> _Items from a dataset_
-----

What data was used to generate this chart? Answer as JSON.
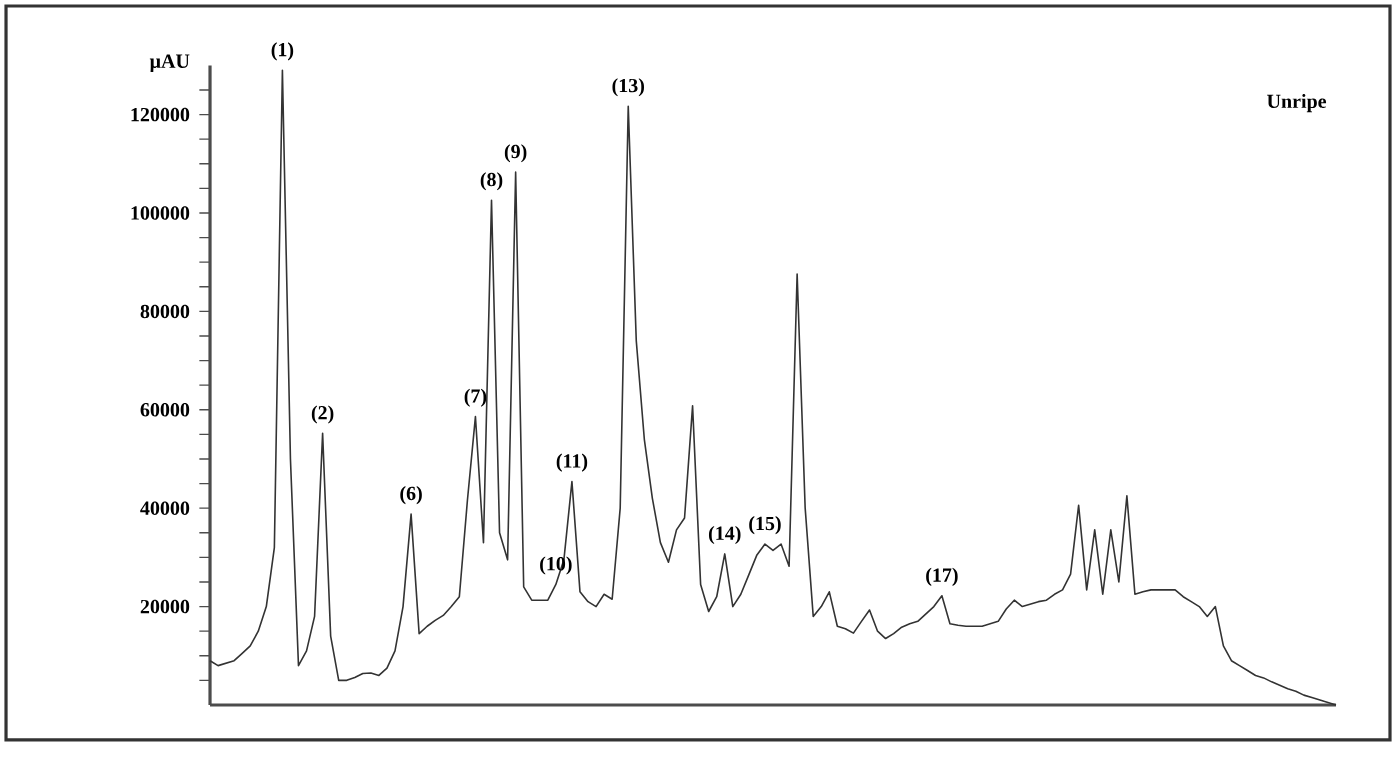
{
  "chart_data": {
    "type": "line",
    "ylabel": "µAU",
    "color": "#333333",
    "tick_labels": "y",
    "ylim": [
      0,
      130000
    ],
    "yticks": [
      {
        "value": 5000,
        "label": null
      },
      {
        "value": 10000,
        "label": null
      },
      {
        "value": 15000,
        "label": null
      },
      20000,
      {
        "value": 25000,
        "label": null
      },
      {
        "value": 30000,
        "label": null
      },
      {
        "value": 35000,
        "label": null
      },
      40000,
      {
        "value": 45000,
        "label": null
      },
      {
        "value": 50000,
        "label": null
      },
      {
        "value": 55000,
        "label": null
      },
      60000,
      {
        "value": 65000,
        "label": null
      },
      {
        "value": 70000,
        "label": null
      },
      {
        "value": 75000,
        "label": null
      },
      80000,
      {
        "value": 85000,
        "label": null
      },
      {
        "value": 90000,
        "label": null
      },
      {
        "value": 95000,
        "label": null
      },
      100000,
      {
        "value": 105000,
        "label": null
      },
      {
        "value": 110000,
        "label": null
      },
      {
        "value": 115000,
        "label": null
      },
      120000,
      {
        "value": 125000,
        "label": null
      }
    ],
    "categories": [
      null,
      null,
      null,
      null,
      null,
      null,
      null,
      null,
      null,
      null,
      null,
      null,
      null,
      null,
      null,
      null,
      null,
      null,
      null,
      null,
      null,
      null,
      null,
      null,
      null,
      null,
      null,
      null,
      null,
      null,
      null,
      null,
      null,
      null,
      null,
      null,
      null,
      null,
      null,
      null,
      null,
      null,
      null,
      null,
      null,
      null,
      null,
      null,
      null,
      null,
      null,
      null,
      null,
      null,
      null,
      null,
      null,
      null,
      null,
      null,
      null,
      null,
      null,
      null,
      null,
      null,
      null,
      null,
      null,
      null,
      null,
      null,
      null,
      null,
      null,
      null,
      null,
      null,
      null,
      null,
      null,
      null,
      null,
      null,
      null,
      null,
      null,
      null,
      null,
      null,
      null,
      null,
      null,
      null,
      null,
      null,
      null,
      null,
      null,
      null,
      null,
      null,
      null,
      null,
      null,
      null,
      null,
      null,
      null,
      null,
      null,
      null,
      null,
      null,
      null,
      null,
      null,
      null,
      null,
      null,
      null,
      null,
      null,
      null,
      null,
      null,
      null,
      null,
      null,
      null,
      null,
      null,
      null,
      null,
      null,
      null,
      null,
      null,
      null,
      null,
      null
    ],
    "values": [
      9000,
      8000,
      8500,
      9000,
      10500,
      12000,
      15000,
      20000,
      32000,
      129000,
      50000,
      8000,
      11000,
      18000,
      55200,
      14000,
      5000,
      5000,
      5600,
      6400,
      6500,
      6000,
      7500,
      11000,
      20000,
      38800,
      14500,
      16000,
      17200,
      18200,
      20000,
      22000,
      41500,
      58600,
      33000,
      102600,
      35000,
      29500,
      108300,
      24000,
      21300,
      21300,
      21300,
      24500,
      29500,
      45400,
      23000,
      21000,
      20000,
      22500,
      21500,
      40000,
      121700,
      74000,
      54000,
      42000,
      33000,
      29000,
      35600,
      38000,
      60800,
      24500,
      19000,
      22000,
      30700,
      20000,
      22500,
      26500,
      30500,
      32700,
      31400,
      32700,
      28200,
      87600,
      40000,
      18000,
      20000,
      23000,
      16000,
      15500,
      14600,
      17000,
      19300,
      15000,
      13500,
      14500,
      15800,
      16500,
      17000,
      18500,
      20000,
      22200,
      16500,
      16200,
      16000,
      16000,
      16000,
      16500,
      17000,
      19500,
      21300,
      20000,
      20500,
      21000,
      21300,
      22500,
      23400,
      26600,
      40600,
      23400,
      35600,
      22500,
      35600,
      25000,
      42500,
      22500,
      23000,
      23400,
      23400,
      23400,
      23400,
      22000,
      21000,
      20000,
      18000,
      20000,
      12000,
      9000,
      8000,
      7000,
      6000,
      5500,
      4700,
      4000,
      3300,
      2800,
      2000,
      1500,
      1000,
      500,
      0
    ],
    "annotations": [
      {
        "text": "(1)",
        "y": 129000
      },
      {
        "text": "(2)",
        "y": 55200
      },
      {
        "text": "(6)",
        "y": 38800
      },
      {
        "text": "(7)",
        "y": 58600
      },
      {
        "text": "(8)",
        "y": 102600
      },
      {
        "text": "(9)",
        "y": 108300
      },
      {
        "text": "(10)",
        "y": 24500
      },
      {
        "text": "(11)",
        "y": 45400
      },
      {
        "text": "(13)",
        "y": 121700
      },
      {
        "text": "(14)",
        "y": 30700
      },
      {
        "text": "(15)",
        "y": 32700
      },
      {
        "text": "(17)",
        "y": 22200
      },
      "Unripe"
    ]
  }
}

-----

> _Task details_
Images must not appear in the copy; reproduce everything else in the records verbatim.

> _The result_
What data was used to generate this chart? Answer as JSON.
{
  "chart_data": {
    "type": "line",
    "ylabel": "µAU",
    "color": "#333333",
    "tick_labels": "y",
    "ylim": [
      0,
      130000
    ],
    "yticks": [
      {
        "value": 5000,
        "label": null
      },
      {
        "value": 10000,
        "label": null
      },
      {
        "value": 15000,
        "label": null
      },
      20000,
      {
        "value": 25000,
        "label": null
      },
      {
        "value": 30000,
        "label": null
      },
      {
        "value": 35000,
        "label": null
      },
      40000,
      {
        "value": 45000,
        "label": null
      },
      {
        "value": 50000,
        "label": null
      },
      {
        "value": 55000,
        "label": null
      },
      60000,
      {
        "value": 65000,
        "label": null
      },
      {
        "value": 70000,
        "label": null
      },
      {
        "value": 75000,
        "label": null
      },
      80000,
      {
        "value": 85000,
        "label": null
      },
      {
        "value": 90000,
        "label": null
      },
      {
        "value": 95000,
        "label": null
      },
      100000,
      {
        "value": 105000,
        "label": null
      },
      {
        "value": 110000,
        "label": null
      },
      {
        "value": 115000,
        "label": null
      },
      120000,
      {
        "value": 125000,
        "label": null
      }
    ],
    "categories": [
      null,
      null,
      null,
      null,
      null,
      null,
      null,
      null,
      null,
      null,
      null,
      null,
      null,
      null,
      null,
      null,
      null,
      null,
      null,
      null,
      null,
      null,
      null,
      null,
      null,
      null,
      null,
      null,
      null,
      null,
      null,
      null,
      null,
      null,
      null,
      null,
      null,
      null,
      null,
      null,
      null,
      null,
      null,
      null,
      null,
      null,
      null,
      null,
      null,
      null,
      null,
      null,
      null,
      null,
      null,
      null,
      null,
      null,
      null,
      null,
      null,
      null,
      null,
      null,
      null,
      null,
      null,
      null,
      null,
      null,
      null,
      null,
      null,
      null,
      null,
      null,
      null,
      null,
      null,
      null,
      null,
      null,
      null,
      null,
      null,
      null,
      null,
      null,
      null,
      null,
      null,
      null,
      null,
      null,
      null,
      null,
      null,
      null,
      null,
      null,
      null,
      null,
      null,
      null,
      null,
      null,
      null,
      null,
      null,
      null,
      null,
      null,
      null,
      null,
      null,
      null,
      null,
      null,
      null,
      null,
      null,
      null,
      null,
      null,
      null,
      null,
      null,
      null,
      null,
      null,
      null,
      null,
      null,
      null,
      null,
      null,
      null,
      null,
      null,
      null,
      null
    ],
    "values": [
      9000,
      8000,
      8500,
      9000,
      10500,
      12000,
      15000,
      20000,
      32000,
      129000,
      50000,
      8000,
      11000,
      18000,
      55200,
      14000,
      5000,
      5000,
      5600,
      6400,
      6500,
      6000,
      7500,
      11000,
      20000,
      38800,
      14500,
      16000,
      17200,
      18200,
      20000,
      22000,
      41500,
      58600,
      33000,
      102600,
      35000,
      29500,
      108300,
      24000,
      21300,
      21300,
      21300,
      24500,
      29500,
      45400,
      23000,
      21000,
      20000,
      22500,
      21500,
      40000,
      121700,
      74000,
      54000,
      42000,
      33000,
      29000,
      35600,
      38000,
      60800,
      24500,
      19000,
      22000,
      30700,
      20000,
      22500,
      26500,
      30500,
      32700,
      31400,
      32700,
      28200,
      87600,
      40000,
      18000,
      20000,
      23000,
      16000,
      15500,
      14600,
      17000,
      19300,
      15000,
      13500,
      14500,
      15800,
      16500,
      17000,
      18500,
      20000,
      22200,
      16500,
      16200,
      16000,
      16000,
      16000,
      16500,
      17000,
      19500,
      21300,
      20000,
      20500,
      21000,
      21300,
      22500,
      23400,
      26600,
      40600,
      23400,
      35600,
      22500,
      35600,
      25000,
      42500,
      22500,
      23000,
      23400,
      23400,
      23400,
      23400,
      22000,
      21000,
      20000,
      18000,
      20000,
      12000,
      9000,
      8000,
      7000,
      6000,
      5500,
      4700,
      4000,
      3300,
      2800,
      2000,
      1500,
      1000,
      500,
      0
    ],
    "annotations": [
      {
        "text": "(1)",
        "y": 129000
      },
      {
        "text": "(2)",
        "y": 55200
      },
      {
        "text": "(6)",
        "y": 38800
      },
      {
        "text": "(7)",
        "y": 58600
      },
      {
        "text": "(8)",
        "y": 102600
      },
      {
        "text": "(9)",
        "y": 108300
      },
      {
        "text": "(10)",
        "y": 24500
      },
      {
        "text": "(11)",
        "y": 45400
      },
      {
        "text": "(13)",
        "y": 121700
      },
      {
        "text": "(14)",
        "y": 30700
      },
      {
        "text": "(15)",
        "y": 32700
      },
      {
        "text": "(17)",
        "y": 22200
      },
      "Unripe"
    ]
  }
}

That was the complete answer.